### Data in this exercise

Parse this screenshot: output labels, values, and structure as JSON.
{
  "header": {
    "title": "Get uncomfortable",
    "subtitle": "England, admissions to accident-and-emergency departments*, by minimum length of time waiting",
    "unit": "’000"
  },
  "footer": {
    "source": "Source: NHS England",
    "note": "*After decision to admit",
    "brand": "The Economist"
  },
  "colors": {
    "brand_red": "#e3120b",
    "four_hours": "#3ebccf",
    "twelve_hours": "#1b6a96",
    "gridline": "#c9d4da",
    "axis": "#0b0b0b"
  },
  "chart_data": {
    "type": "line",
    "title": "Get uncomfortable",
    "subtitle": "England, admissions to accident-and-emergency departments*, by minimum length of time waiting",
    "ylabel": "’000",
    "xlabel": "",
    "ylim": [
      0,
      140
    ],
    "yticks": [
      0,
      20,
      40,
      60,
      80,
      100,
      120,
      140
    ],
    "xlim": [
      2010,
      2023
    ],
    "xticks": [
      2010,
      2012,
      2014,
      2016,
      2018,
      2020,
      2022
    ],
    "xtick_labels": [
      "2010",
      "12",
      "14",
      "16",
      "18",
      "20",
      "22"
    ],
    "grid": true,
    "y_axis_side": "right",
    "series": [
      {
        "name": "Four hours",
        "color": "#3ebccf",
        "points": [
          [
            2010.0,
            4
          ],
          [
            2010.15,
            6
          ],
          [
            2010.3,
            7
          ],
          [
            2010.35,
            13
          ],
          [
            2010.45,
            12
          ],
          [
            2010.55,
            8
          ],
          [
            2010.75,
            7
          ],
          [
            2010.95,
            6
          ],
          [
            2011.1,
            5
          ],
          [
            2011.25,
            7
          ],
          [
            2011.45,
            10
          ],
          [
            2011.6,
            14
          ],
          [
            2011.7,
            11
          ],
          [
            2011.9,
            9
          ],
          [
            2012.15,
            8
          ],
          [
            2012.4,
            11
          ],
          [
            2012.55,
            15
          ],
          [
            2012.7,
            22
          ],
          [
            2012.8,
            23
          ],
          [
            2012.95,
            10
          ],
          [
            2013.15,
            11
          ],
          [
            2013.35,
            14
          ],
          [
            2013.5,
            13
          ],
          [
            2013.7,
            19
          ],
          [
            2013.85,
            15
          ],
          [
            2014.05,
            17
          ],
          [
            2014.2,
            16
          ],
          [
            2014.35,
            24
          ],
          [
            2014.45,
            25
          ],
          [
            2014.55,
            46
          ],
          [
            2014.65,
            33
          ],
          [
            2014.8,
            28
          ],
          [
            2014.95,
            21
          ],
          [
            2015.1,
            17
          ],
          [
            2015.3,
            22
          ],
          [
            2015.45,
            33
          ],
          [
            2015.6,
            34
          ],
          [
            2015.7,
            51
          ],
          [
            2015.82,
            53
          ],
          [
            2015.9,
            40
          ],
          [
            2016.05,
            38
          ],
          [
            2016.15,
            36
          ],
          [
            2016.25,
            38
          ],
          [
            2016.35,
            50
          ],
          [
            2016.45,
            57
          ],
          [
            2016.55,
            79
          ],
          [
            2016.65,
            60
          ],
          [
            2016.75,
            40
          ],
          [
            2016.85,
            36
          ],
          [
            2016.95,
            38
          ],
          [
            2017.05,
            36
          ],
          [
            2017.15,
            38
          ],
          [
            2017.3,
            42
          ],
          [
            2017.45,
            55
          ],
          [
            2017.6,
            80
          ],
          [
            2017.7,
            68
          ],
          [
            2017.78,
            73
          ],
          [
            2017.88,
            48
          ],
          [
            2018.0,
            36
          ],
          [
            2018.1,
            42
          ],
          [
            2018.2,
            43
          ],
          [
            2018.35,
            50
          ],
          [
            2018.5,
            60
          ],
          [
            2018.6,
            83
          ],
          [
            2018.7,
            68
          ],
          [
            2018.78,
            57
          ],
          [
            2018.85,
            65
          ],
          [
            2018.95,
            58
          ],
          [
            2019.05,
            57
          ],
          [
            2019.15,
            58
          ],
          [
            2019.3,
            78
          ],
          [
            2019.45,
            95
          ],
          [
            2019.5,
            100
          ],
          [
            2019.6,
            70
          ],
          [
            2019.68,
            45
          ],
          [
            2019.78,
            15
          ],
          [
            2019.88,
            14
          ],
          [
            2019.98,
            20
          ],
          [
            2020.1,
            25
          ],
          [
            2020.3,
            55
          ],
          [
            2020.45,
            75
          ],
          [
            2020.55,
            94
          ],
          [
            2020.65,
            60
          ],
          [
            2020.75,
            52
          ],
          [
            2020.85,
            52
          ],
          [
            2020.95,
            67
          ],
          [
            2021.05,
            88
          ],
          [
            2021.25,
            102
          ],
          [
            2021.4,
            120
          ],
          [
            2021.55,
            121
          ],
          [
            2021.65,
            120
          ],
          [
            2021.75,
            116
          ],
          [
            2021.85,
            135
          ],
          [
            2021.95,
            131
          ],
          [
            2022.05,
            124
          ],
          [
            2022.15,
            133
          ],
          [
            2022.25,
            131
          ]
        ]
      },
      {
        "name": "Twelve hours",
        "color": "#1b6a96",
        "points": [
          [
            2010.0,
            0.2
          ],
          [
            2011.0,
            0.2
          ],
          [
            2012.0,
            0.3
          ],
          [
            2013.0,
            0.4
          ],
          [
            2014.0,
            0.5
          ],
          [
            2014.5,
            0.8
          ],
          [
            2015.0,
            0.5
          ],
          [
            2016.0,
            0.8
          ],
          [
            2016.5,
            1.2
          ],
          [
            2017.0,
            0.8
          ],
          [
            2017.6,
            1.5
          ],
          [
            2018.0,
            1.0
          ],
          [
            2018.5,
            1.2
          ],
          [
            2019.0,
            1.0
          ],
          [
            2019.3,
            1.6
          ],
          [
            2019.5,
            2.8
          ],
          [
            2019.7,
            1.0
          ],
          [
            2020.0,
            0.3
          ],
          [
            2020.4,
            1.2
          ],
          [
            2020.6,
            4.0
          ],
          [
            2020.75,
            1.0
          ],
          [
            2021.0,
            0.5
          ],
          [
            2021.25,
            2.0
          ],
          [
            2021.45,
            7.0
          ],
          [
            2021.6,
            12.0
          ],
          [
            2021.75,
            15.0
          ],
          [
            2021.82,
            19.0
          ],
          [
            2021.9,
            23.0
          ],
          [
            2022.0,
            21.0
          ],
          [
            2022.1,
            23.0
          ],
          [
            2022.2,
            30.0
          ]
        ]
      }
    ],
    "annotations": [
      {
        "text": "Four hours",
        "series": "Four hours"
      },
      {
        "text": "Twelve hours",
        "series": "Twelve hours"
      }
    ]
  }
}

### Brief
Copy out the whole listing exactly.

### Exercise output
Parse this screenshot: output labels, values, and structure as JSON.
{
  "header": {
    "title": "Get uncomfortable",
    "subtitle": "England, admissions to accident-and-emergency departments*, by minimum length of time waiting",
    "unit": "’000"
  },
  "footer": {
    "source": "Source: NHS England",
    "note": "*After decision to admit",
    "brand": "The Economist"
  },
  "colors": {
    "brand_red": "#e3120b",
    "four_hours": "#3ebccf",
    "twelve_hours": "#1b6a96",
    "gridline": "#c9d4da",
    "axis": "#0b0b0b"
  },
  "chart_data": {
    "type": "line",
    "title": "Get uncomfortable",
    "subtitle": "England, admissions to accident-and-emergency departments*, by minimum length of time waiting",
    "ylabel": "’000",
    "xlabel": "",
    "ylim": [
      0,
      140
    ],
    "yticks": [
      0,
      20,
      40,
      60,
      80,
      100,
      120,
      140
    ],
    "xlim": [
      2010,
      2023
    ],
    "xticks": [
      2010,
      2012,
      2014,
      2016,
      2018,
      2020,
      2022
    ],
    "xtick_labels": [
      "2010",
      "12",
      "14",
      "16",
      "18",
      "20",
      "22"
    ],
    "grid": true,
    "y_axis_side": "right",
    "series": [
      {
        "name": "Four hours",
        "color": "#3ebccf",
        "points": [
          [
            2010.0,
            4
          ],
          [
            2010.15,
            6
          ],
          [
            2010.3,
            7
          ],
          [
            2010.35,
            13
          ],
          [
            2010.45,
            12
          ],
          [
            2010.55,
            8
          ],
          [
            2010.75,
            7
          ],
          [
            2010.95,
            6
          ],
          [
            2011.1,
            5
          ],
          [
            2011.25,
            7
          ],
          [
            2011.45,
            10
          ],
          [
            2011.6,
            14
          ],
          [
            2011.7,
            11
          ],
          [
            2011.9,
            9
          ],
          [
            2012.15,
            8
          ],
          [
            2012.4,
            11
          ],
          [
            2012.55,
            15
          ],
          [
            2012.7,
            22
          ],
          [
            2012.8,
            23
          ],
          [
            2012.95,
            10
          ],
          [
            2013.15,
            11
          ],
          [
            2013.35,
            14
          ],
          [
            2013.5,
            13
          ],
          [
            2013.7,
            19
          ],
          [
            2013.85,
            15
          ],
          [
            2014.05,
            17
          ],
          [
            2014.2,
            16
          ],
          [
            2014.35,
            24
          ],
          [
            2014.45,
            25
          ],
          [
            2014.55,
            46
          ],
          [
            2014.65,
            33
          ],
          [
            2014.8,
            28
          ],
          [
            2014.95,
            21
          ],
          [
            2015.1,
            17
          ],
          [
            2015.3,
            22
          ],
          [
            2015.45,
            33
          ],
          [
            2015.6,
            34
          ],
          [
            2015.7,
            51
          ],
          [
            2015.82,
            53
          ],
          [
            2015.9,
            40
          ],
          [
            2016.05,
            38
          ],
          [
            2016.15,
            36
          ],
          [
            2016.25,
            38
          ],
          [
            2016.35,
            50
          ],
          [
            2016.45,
            57
          ],
          [
            2016.55,
            79
          ],
          [
            2016.65,
            60
          ],
          [
            2016.75,
            40
          ],
          [
            2016.85,
            36
          ],
          [
            2016.95,
            38
          ],
          [
            2017.05,
            36
          ],
          [
            2017.15,
            38
          ],
          [
            2017.3,
            42
          ],
          [
            2017.45,
            55
          ],
          [
            2017.6,
            80
          ],
          [
            2017.7,
            68
          ],
          [
            2017.78,
            73
          ],
          [
            2017.88,
            48
          ],
          [
            2018.0,
            36
          ],
          [
            2018.1,
            42
          ],
          [
            2018.2,
            43
          ],
          [
            2018.35,
            50
          ],
          [
            2018.5,
            60
          ],
          [
            2018.6,
            83
          ],
          [
            2018.7,
            68
          ],
          [
            2018.78,
            57
          ],
          [
            2018.85,
            65
          ],
          [
            2018.95,
            58
          ],
          [
            2019.05,
            57
          ],
          [
            2019.15,
            58
          ],
          [
            2019.3,
            78
          ],
          [
            2019.45,
            95
          ],
          [
            2019.5,
            100
          ],
          [
            2019.6,
            70
          ],
          [
            2019.68,
            45
          ],
          [
            2019.78,
            15
          ],
          [
            2019.88,
            14
          ],
          [
            2019.98,
            20
          ],
          [
            2020.1,
            25
          ],
          [
            2020.3,
            55
          ],
          [
            2020.45,
            75
          ],
          [
            2020.55,
            94
          ],
          [
            2020.65,
            60
          ],
          [
            2020.75,
            52
          ],
          [
            2020.85,
            52
          ],
          [
            2020.95,
            67
          ],
          [
            2021.05,
            88
          ],
          [
            2021.25,
            102
          ],
          [
            2021.4,
            120
          ],
          [
            2021.55,
            121
          ],
          [
            2021.65,
            120
          ],
          [
            2021.75,
            116
          ],
          [
            2021.85,
            135
          ],
          [
            2021.95,
            131
          ],
          [
            2022.05,
            124
          ],
          [
            2022.15,
            133
          ],
          [
            2022.25,
            131
          ]
        ]
      },
      {
        "name": "Twelve hours",
        "color": "#1b6a96",
        "points": [
          [
            2010.0,
            0.2
          ],
          [
            2011.0,
            0.2
          ],
          [
            2012.0,
            0.3
          ],
          [
            2013.0,
            0.4
          ],
          [
            2014.0,
            0.5
          ],
          [
            2014.5,
            0.8
          ],
          [
            2015.0,
            0.5
          ],
          [
            2016.0,
            0.8
          ],
          [
            2016.5,
            1.2
          ],
          [
            2017.0,
            0.8
          ],
          [
            2017.6,
            1.5
          ],
          [
            2018.0,
            1.0
          ],
          [
            2018.5,
            1.2
          ],
          [
            2019.0,
            1.0
          ],
          [
            2019.3,
            1.6
          ],
          [
            2019.5,
            2.8
          ],
          [
            2019.7,
            1.0
          ],
          [
            2020.0,
            0.3
          ],
          [
            2020.4,
            1.2
          ],
          [
            2020.6,
            4.0
          ],
          [
            2020.75,
            1.0
          ],
          [
            2021.0,
            0.5
          ],
          [
            2021.25,
            2.0
          ],
          [
            2021.45,
            7.0
          ],
          [
            2021.6,
            12.0
          ],
          [
            2021.75,
            15.0
          ],
          [
            2021.82,
            19.0
          ],
          [
            2021.9,
            23.0
          ],
          [
            2022.0,
            21.0
          ],
          [
            2022.1,
            23.0
          ],
          [
            2022.2,
            30.0
          ]
        ]
      }
    ],
    "annotations": [
      {
        "text": "Four hours",
        "series": "Four hours"
      },
      {
        "text": "Twelve hours",
        "series": "Twelve hours"
      }
    ]
  }
}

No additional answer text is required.